(Items from a figure collection)
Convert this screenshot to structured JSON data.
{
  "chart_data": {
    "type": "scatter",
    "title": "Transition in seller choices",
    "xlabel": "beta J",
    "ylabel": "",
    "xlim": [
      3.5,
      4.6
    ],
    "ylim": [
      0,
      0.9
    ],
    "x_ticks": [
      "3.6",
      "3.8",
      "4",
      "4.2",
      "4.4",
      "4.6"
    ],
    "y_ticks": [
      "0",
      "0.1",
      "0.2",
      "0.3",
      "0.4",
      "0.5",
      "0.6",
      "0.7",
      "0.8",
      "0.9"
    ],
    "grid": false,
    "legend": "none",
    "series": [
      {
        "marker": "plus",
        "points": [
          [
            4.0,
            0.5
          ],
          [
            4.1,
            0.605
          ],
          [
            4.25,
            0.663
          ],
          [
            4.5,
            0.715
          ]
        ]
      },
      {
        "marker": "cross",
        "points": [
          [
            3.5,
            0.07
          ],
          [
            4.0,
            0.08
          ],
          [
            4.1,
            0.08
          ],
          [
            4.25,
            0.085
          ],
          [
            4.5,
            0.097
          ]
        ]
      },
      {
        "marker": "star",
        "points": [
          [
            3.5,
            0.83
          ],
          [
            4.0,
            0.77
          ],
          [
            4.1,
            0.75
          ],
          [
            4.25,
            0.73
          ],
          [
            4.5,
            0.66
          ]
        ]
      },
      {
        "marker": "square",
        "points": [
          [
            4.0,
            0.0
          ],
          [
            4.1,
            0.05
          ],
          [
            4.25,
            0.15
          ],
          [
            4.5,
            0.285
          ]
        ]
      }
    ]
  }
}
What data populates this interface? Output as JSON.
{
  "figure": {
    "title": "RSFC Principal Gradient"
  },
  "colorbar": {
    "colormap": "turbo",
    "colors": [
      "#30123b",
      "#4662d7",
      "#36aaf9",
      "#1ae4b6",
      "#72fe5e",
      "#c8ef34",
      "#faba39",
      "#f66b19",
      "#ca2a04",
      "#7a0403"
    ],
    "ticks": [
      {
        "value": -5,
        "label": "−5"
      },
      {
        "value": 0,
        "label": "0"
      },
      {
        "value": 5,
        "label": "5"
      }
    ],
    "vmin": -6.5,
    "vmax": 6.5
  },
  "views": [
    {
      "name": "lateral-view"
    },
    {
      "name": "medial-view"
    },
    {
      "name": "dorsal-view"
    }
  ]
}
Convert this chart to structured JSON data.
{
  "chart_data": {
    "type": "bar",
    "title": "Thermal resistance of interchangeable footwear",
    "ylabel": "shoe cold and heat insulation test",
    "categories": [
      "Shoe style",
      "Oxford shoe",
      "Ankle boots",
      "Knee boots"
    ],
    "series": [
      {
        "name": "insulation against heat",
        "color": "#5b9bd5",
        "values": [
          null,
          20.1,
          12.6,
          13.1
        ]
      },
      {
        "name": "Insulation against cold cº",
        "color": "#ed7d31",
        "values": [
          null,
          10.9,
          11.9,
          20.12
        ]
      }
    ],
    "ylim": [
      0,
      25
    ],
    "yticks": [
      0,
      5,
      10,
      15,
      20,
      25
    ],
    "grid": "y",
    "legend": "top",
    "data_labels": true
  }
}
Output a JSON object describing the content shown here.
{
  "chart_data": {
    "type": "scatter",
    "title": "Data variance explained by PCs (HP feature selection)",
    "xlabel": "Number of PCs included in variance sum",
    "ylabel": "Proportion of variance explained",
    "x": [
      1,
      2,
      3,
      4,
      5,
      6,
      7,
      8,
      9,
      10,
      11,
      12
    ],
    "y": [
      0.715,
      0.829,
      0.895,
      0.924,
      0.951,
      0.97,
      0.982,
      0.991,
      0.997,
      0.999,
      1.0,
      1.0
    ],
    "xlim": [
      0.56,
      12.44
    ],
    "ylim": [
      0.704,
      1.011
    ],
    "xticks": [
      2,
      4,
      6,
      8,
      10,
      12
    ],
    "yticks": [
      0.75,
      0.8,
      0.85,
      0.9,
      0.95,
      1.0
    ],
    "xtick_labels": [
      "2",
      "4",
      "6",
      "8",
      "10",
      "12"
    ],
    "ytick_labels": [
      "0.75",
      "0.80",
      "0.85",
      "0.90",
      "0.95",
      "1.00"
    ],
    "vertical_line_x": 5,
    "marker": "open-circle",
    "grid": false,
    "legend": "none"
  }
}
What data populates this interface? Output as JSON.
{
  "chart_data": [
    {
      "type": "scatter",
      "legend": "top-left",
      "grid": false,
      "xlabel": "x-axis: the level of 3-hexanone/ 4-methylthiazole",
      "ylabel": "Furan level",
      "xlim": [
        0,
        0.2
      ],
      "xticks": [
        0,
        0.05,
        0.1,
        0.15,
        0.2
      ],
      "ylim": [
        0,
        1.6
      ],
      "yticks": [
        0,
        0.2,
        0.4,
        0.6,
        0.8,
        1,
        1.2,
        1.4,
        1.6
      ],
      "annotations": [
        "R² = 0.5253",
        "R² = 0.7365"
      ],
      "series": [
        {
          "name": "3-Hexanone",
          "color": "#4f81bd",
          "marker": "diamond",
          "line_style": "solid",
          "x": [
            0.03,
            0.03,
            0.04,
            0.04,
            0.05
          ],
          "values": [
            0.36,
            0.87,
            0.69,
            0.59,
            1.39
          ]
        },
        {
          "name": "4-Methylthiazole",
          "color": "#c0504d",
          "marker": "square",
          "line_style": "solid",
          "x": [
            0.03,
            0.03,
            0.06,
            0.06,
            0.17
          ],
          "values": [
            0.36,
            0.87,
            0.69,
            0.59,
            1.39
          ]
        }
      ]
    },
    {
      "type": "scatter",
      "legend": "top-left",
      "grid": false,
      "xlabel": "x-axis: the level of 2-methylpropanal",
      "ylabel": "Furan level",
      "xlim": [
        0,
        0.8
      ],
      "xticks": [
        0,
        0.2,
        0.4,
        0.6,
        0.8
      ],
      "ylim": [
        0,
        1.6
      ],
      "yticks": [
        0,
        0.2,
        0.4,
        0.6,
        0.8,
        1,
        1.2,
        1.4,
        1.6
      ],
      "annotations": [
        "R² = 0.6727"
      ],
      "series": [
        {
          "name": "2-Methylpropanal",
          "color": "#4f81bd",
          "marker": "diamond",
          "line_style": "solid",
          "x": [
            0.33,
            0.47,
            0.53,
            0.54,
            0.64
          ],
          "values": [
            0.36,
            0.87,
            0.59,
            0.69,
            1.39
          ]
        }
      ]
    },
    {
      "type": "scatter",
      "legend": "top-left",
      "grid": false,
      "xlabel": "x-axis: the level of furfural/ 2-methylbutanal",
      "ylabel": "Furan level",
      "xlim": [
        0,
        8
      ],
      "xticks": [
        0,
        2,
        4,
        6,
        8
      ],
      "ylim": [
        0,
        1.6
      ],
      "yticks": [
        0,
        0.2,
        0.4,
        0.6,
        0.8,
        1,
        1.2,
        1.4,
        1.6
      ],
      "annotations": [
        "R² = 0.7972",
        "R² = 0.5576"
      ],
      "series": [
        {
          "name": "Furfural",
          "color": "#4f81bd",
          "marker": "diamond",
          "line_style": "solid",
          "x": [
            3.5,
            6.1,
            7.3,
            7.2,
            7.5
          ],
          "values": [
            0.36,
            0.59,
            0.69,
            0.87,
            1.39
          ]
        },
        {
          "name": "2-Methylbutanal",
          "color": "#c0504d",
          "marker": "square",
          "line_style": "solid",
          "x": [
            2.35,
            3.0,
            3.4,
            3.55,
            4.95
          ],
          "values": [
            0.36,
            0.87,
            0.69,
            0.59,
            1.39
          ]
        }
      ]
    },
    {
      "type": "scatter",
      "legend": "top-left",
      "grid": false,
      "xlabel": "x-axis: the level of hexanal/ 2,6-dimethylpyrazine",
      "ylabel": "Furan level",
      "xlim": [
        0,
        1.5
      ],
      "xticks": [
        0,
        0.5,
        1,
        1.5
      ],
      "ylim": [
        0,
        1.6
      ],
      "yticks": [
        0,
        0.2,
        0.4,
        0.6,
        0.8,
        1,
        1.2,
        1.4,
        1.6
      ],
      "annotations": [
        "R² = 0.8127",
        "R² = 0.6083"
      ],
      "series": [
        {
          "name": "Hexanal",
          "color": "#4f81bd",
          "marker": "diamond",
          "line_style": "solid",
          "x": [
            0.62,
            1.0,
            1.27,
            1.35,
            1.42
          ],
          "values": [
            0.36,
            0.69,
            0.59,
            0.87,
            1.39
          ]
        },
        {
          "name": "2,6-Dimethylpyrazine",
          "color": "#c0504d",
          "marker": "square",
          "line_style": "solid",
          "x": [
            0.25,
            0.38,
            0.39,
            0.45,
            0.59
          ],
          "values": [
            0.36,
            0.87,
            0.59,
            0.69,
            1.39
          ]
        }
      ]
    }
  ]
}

* [DIRECTIONS FOR THIS TASK]: Identify every line above with the string "JSON" in it. Copy those lines.

* [IN RESPONSE]:
Convert this screenshot to structured JSON data.
What data populates this interface? Output as JSON.
Convert this chart to structured JSON data.
Output a JSON object describing the content shown here.
What data populates this interface? Output as JSON.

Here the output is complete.